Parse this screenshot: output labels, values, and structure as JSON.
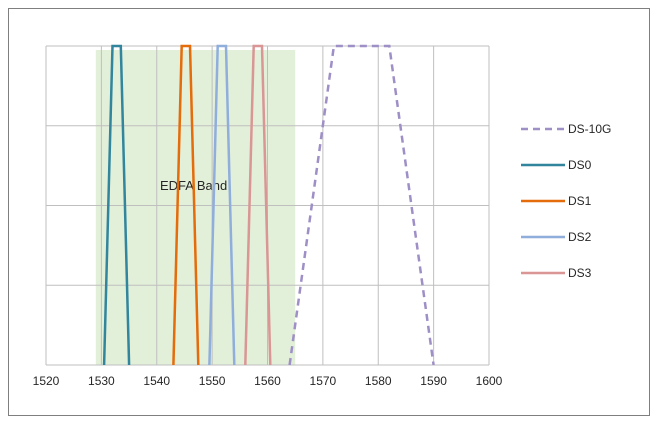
{
  "chart_data": {
    "type": "line",
    "title": "",
    "xlabel": "",
    "ylabel": "",
    "xlim": [
      1520,
      1600
    ],
    "ylim": [
      0,
      4
    ],
    "x_ticks": [
      "1520",
      "1530",
      "1540",
      "1550",
      "1560",
      "1570",
      "1580",
      "1590",
      "1600"
    ],
    "grid": true,
    "legend": "right",
    "band": {
      "label": "EDFA Band",
      "x_range": [
        1529,
        1565
      ],
      "color": "#e2efd9"
    },
    "series": [
      {
        "name": "DS-10G",
        "color": "#9e8fc6",
        "dash": true,
        "x": [
          1564,
          1572,
          1582,
          1590
        ],
        "y": [
          0,
          4,
          4,
          0
        ]
      },
      {
        "name": "DS0",
        "color": "#31859c",
        "dash": false,
        "x": [
          1530.5,
          1532,
          1533.5,
          1535
        ],
        "y": [
          0,
          4,
          4,
          0
        ]
      },
      {
        "name": "DS1",
        "color": "#e46c0a",
        "dash": false,
        "x": [
          1543,
          1544.5,
          1546,
          1547.5
        ],
        "y": [
          0,
          4,
          4,
          0
        ]
      },
      {
        "name": "DS2",
        "color": "#8faedc",
        "dash": false,
        "x": [
          1549.5,
          1551,
          1552.5,
          1554
        ],
        "y": [
          0,
          4,
          4,
          0
        ]
      },
      {
        "name": "DS3",
        "color": "#d99694",
        "dash": false,
        "x": [
          1556,
          1557.5,
          1559,
          1560.5
        ],
        "y": [
          0,
          4,
          4,
          0
        ]
      }
    ]
  }
}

Aim of the task
Repeat each entry precisely as it appears. Leave the pictures out.

Answer to the exercise
Parse this screenshot: output labels, values, and structure as JSON.
{
  "chart_data": {
    "type": "line",
    "title": "",
    "xlabel": "",
    "ylabel": "",
    "xlim": [
      1520,
      1600
    ],
    "ylim": [
      0,
      4
    ],
    "x_ticks": [
      "1520",
      "1530",
      "1540",
      "1550",
      "1560",
      "1570",
      "1580",
      "1590",
      "1600"
    ],
    "grid": true,
    "legend": "right",
    "band": {
      "label": "EDFA Band",
      "x_range": [
        1529,
        1565
      ],
      "color": "#e2efd9"
    },
    "series": [
      {
        "name": "DS-10G",
        "color": "#9e8fc6",
        "dash": true,
        "x": [
          1564,
          1572,
          1582,
          1590
        ],
        "y": [
          0,
          4,
          4,
          0
        ]
      },
      {
        "name": "DS0",
        "color": "#31859c",
        "dash": false,
        "x": [
          1530.5,
          1532,
          1533.5,
          1535
        ],
        "y": [
          0,
          4,
          4,
          0
        ]
      },
      {
        "name": "DS1",
        "color": "#e46c0a",
        "dash": false,
        "x": [
          1543,
          1544.5,
          1546,
          1547.5
        ],
        "y": [
          0,
          4,
          4,
          0
        ]
      },
      {
        "name": "DS2",
        "color": "#8faedc",
        "dash": false,
        "x": [
          1549.5,
          1551,
          1552.5,
          1554
        ],
        "y": [
          0,
          4,
          4,
          0
        ]
      },
      {
        "name": "DS3",
        "color": "#d99694",
        "dash": false,
        "x": [
          1556,
          1557.5,
          1559,
          1560.5
        ],
        "y": [
          0,
          4,
          4,
          0
        ]
      }
    ]
  }
}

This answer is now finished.